**WORK TO COMPLETE**
From the listing below, extract every line containing "title".

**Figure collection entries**
________________________________________
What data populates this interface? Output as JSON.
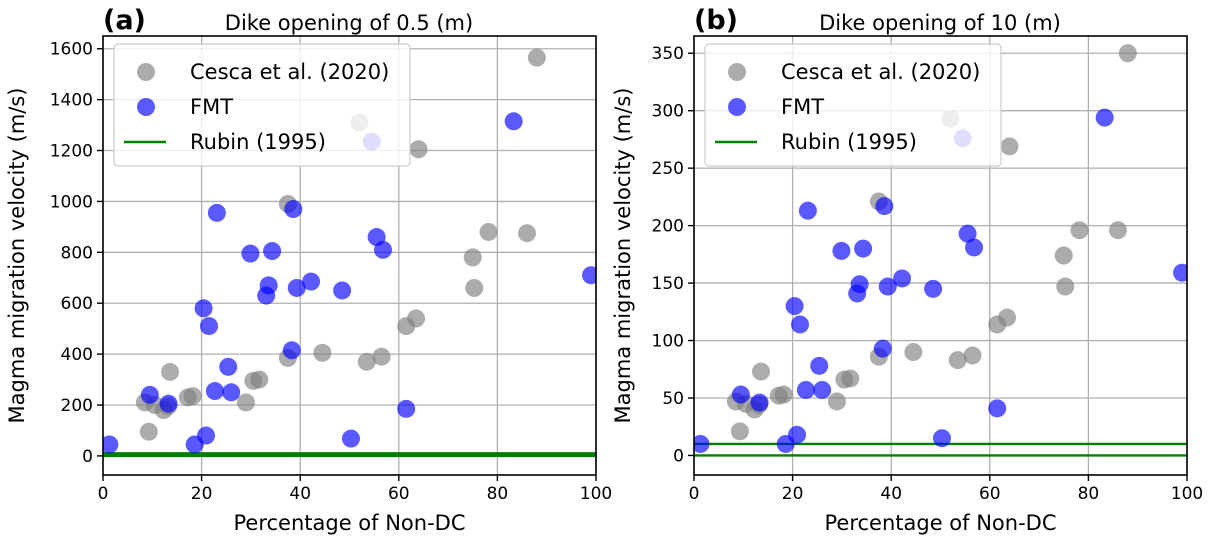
{
  "chart_data": [
    {
      "type": "scatter",
      "panel_label": "(a)",
      "title": "Dike opening of 0.5 (m)",
      "xlabel": "Percentage of Non-DC",
      "ylabel": "Magma migration velocity (m/s)",
      "xlim": [
        0,
        100
      ],
      "ylim": [
        -75,
        1650
      ],
      "xticks": [
        0,
        20,
        40,
        60,
        80,
        100
      ],
      "yticks": [
        0,
        200,
        400,
        600,
        800,
        1000,
        1200,
        1400,
        1600
      ],
      "grid": true,
      "legend_position": "top-left",
      "series": [
        {
          "name": "Cesca et al. (2020)",
          "kind": "points",
          "color": "#808080",
          "points": [
            [
              8.5,
              210
            ],
            [
              9.3,
              95
            ],
            [
              10.5,
              200
            ],
            [
              12.3,
              180
            ],
            [
              13.2,
              195
            ],
            [
              13.6,
              330
            ],
            [
              17.2,
              230
            ],
            [
              18.2,
              235
            ],
            [
              29,
              210
            ],
            [
              30.5,
              295
            ],
            [
              31.7,
              300
            ],
            [
              37.5,
              385
            ],
            [
              37.5,
              990
            ],
            [
              44.5,
              405
            ],
            [
              52,
              1310
            ],
            [
              53.5,
              370
            ],
            [
              56.5,
              390
            ],
            [
              61.5,
              510
            ],
            [
              63.5,
              540
            ],
            [
              64,
              1205
            ],
            [
              75,
              780
            ],
            [
              75.3,
              660
            ],
            [
              78.2,
              880
            ],
            [
              86,
              875
            ],
            [
              88,
              1565
            ]
          ]
        },
        {
          "name": "FMT",
          "kind": "points",
          "color": "#0000ff",
          "points": [
            [
              1.3,
              45
            ],
            [
              9.5,
              240
            ],
            [
              13.3,
              205
            ],
            [
              18.6,
              45
            ],
            [
              20.4,
              580
            ],
            [
              20.9,
              80
            ],
            [
              21.5,
              510
            ],
            [
              22.7,
              255
            ],
            [
              23.1,
              955
            ],
            [
              25.4,
              350
            ],
            [
              26,
              250
            ],
            [
              29.9,
              795
            ],
            [
              33.1,
              630
            ],
            [
              33.6,
              670
            ],
            [
              34.3,
              805
            ],
            [
              38.3,
              415
            ],
            [
              38.6,
              970
            ],
            [
              39.3,
              660
            ],
            [
              42.2,
              685
            ],
            [
              48.5,
              650
            ],
            [
              50.3,
              68
            ],
            [
              54.5,
              1235
            ],
            [
              55.5,
              860
            ],
            [
              56.8,
              810
            ],
            [
              61.5,
              185
            ],
            [
              83.3,
              1315
            ],
            [
              99,
              710
            ]
          ]
        },
        {
          "name": "Rubin (1995)",
          "kind": "line",
          "color": "#008000",
          "y": 5
        }
      ]
    },
    {
      "type": "scatter",
      "panel_label": "(b)",
      "title": "Dike opening of 10 (m)",
      "xlabel": "Percentage of Non-DC",
      "ylabel": "Magma migration velocity (m/s)",
      "xlim": [
        0,
        100
      ],
      "ylim": [
        -17,
        365
      ],
      "xticks": [
        0,
        20,
        40,
        60,
        80,
        100
      ],
      "yticks": [
        0,
        50,
        100,
        150,
        200,
        250,
        300,
        350
      ],
      "grid": true,
      "legend_position": "top-left",
      "series": [
        {
          "name": "Cesca et al. (2020)",
          "kind": "points",
          "color": "#808080",
          "points": [
            [
              8.5,
              47
            ],
            [
              9.3,
              21
            ],
            [
              10.5,
              45
            ],
            [
              12.3,
              40
            ],
            [
              13.2,
              44
            ],
            [
              13.6,
              73
            ],
            [
              17.2,
              52
            ],
            [
              18.2,
              53
            ],
            [
              29,
              47
            ],
            [
              30.5,
              66
            ],
            [
              31.7,
              67
            ],
            [
              37.5,
              86
            ],
            [
              37.5,
              221
            ],
            [
              44.5,
              90
            ],
            [
              52,
              293
            ],
            [
              53.5,
              83
            ],
            [
              56.5,
              87
            ],
            [
              61.5,
              114
            ],
            [
              63.5,
              120
            ],
            [
              64,
              269
            ],
            [
              75,
              174
            ],
            [
              75.3,
              147
            ],
            [
              78.2,
              196
            ],
            [
              86,
              196
            ],
            [
              88,
              350
            ]
          ]
        },
        {
          "name": "FMT",
          "kind": "points",
          "color": "#0000ff",
          "points": [
            [
              1.3,
              10
            ],
            [
              9.5,
              53
            ],
            [
              13.3,
              46
            ],
            [
              18.6,
              10
            ],
            [
              20.4,
              130
            ],
            [
              20.9,
              18
            ],
            [
              21.5,
              114
            ],
            [
              22.7,
              57
            ],
            [
              23.1,
              213
            ],
            [
              25.4,
              78
            ],
            [
              26,
              57
            ],
            [
              29.9,
              178
            ],
            [
              33.1,
              141
            ],
            [
              33.6,
              149
            ],
            [
              34.3,
              180
            ],
            [
              38.3,
              93
            ],
            [
              38.6,
              217
            ],
            [
              39.3,
              147
            ],
            [
              42.2,
              154
            ],
            [
              48.5,
              145
            ],
            [
              50.3,
              15
            ],
            [
              54.5,
              276
            ],
            [
              55.5,
              193
            ],
            [
              56.8,
              181
            ],
            [
              61.5,
              41
            ],
            [
              83.3,
              294
            ],
            [
              99,
              159
            ]
          ]
        },
        {
          "name": "Rubin (1995)",
          "kind": "line",
          "color": "#008000",
          "y": 10
        },
        {
          "name": "",
          "kind": "line",
          "color": "#008000",
          "y": 0
        }
      ]
    }
  ]
}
________________________________________
**THE ANSWER**
      "title": "Dike opening of 0.5 (m)",
      "title": "Dike opening of 10 (m)",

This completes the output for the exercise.